Reproduce all the lines exactly as they stand, apart from the pictures.
##########
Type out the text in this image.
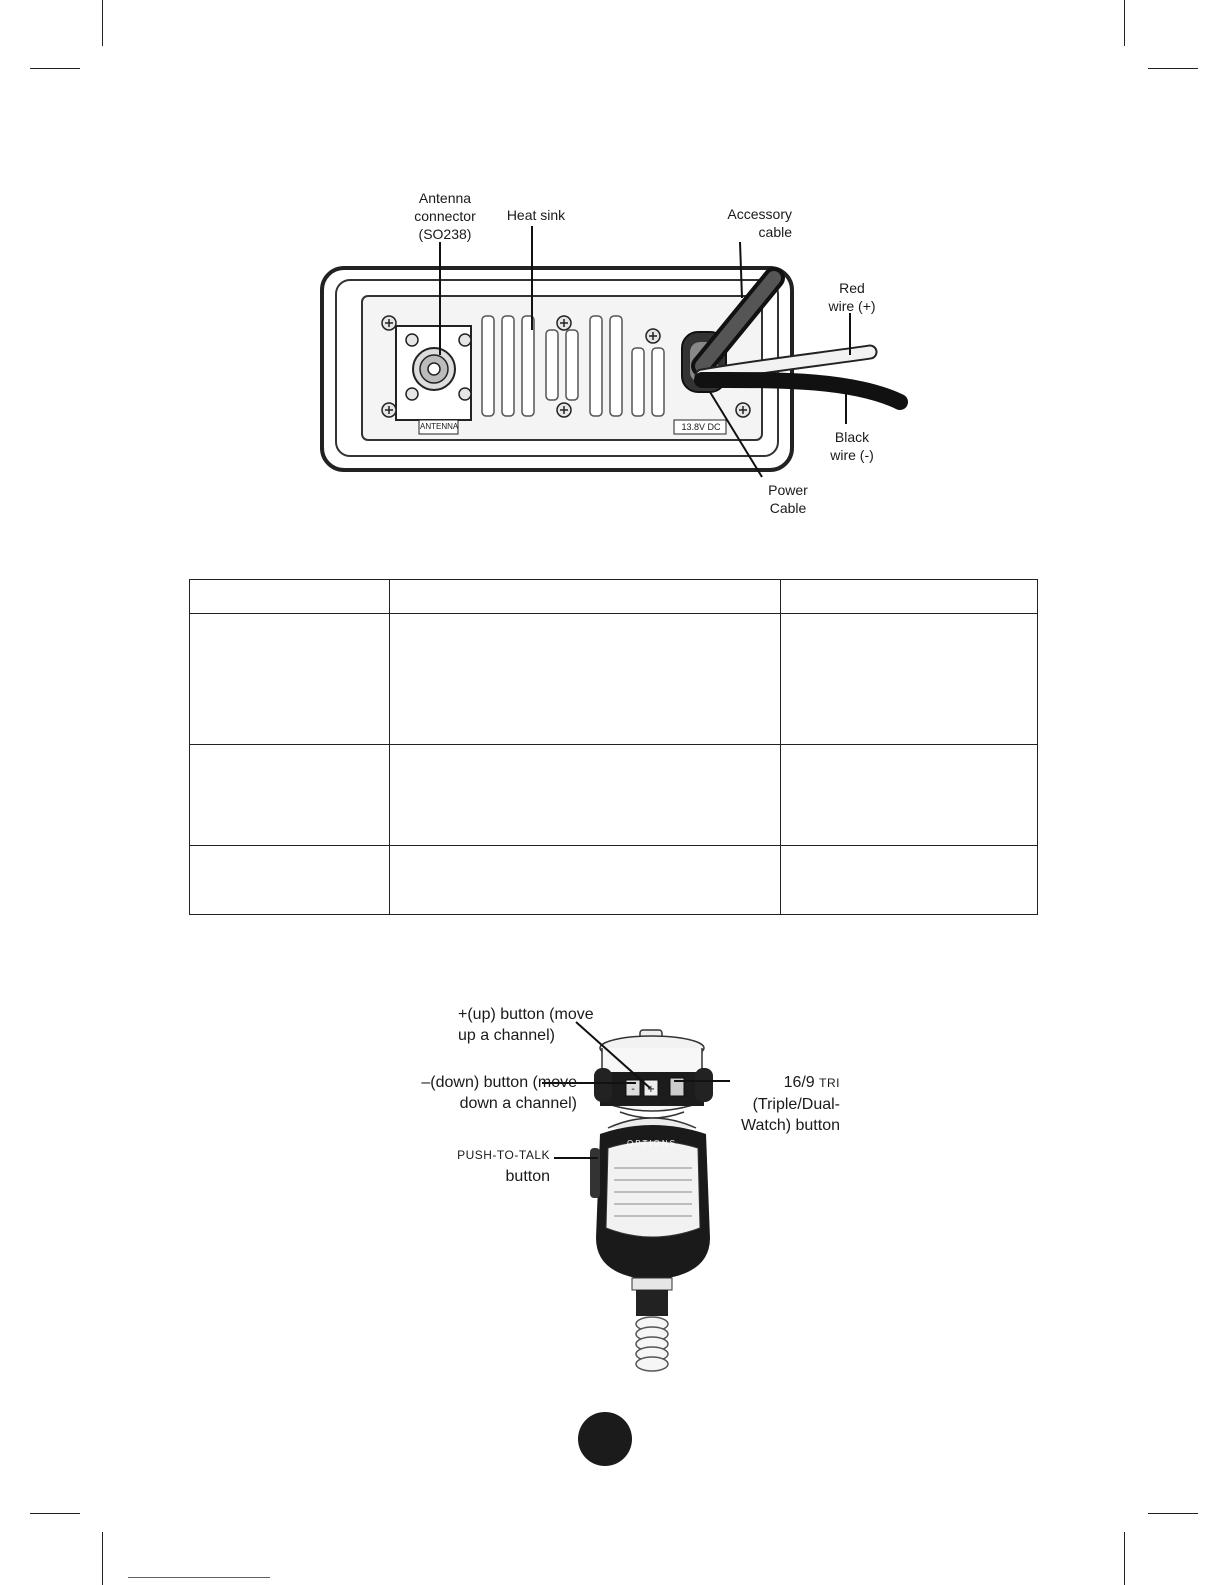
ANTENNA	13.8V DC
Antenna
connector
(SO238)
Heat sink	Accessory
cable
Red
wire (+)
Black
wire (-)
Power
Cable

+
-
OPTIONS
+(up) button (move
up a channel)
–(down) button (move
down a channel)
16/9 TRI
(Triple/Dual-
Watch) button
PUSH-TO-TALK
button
##########
WORKED ANSWER:
Type out the text in this image.
ANTENNA	13.8V DC
Antenna
connector
(SO238)
Heat sink	Accessory
cable
Red
wire (+)
Black
wire (-)
Power
Cable

+
-
OPTIONS
+(up) button (move
up a channel)
–(down) button (move
down a channel)
16/9 TRI
(Triple/Dual-
Watch) button
PUSH-TO-TALK
button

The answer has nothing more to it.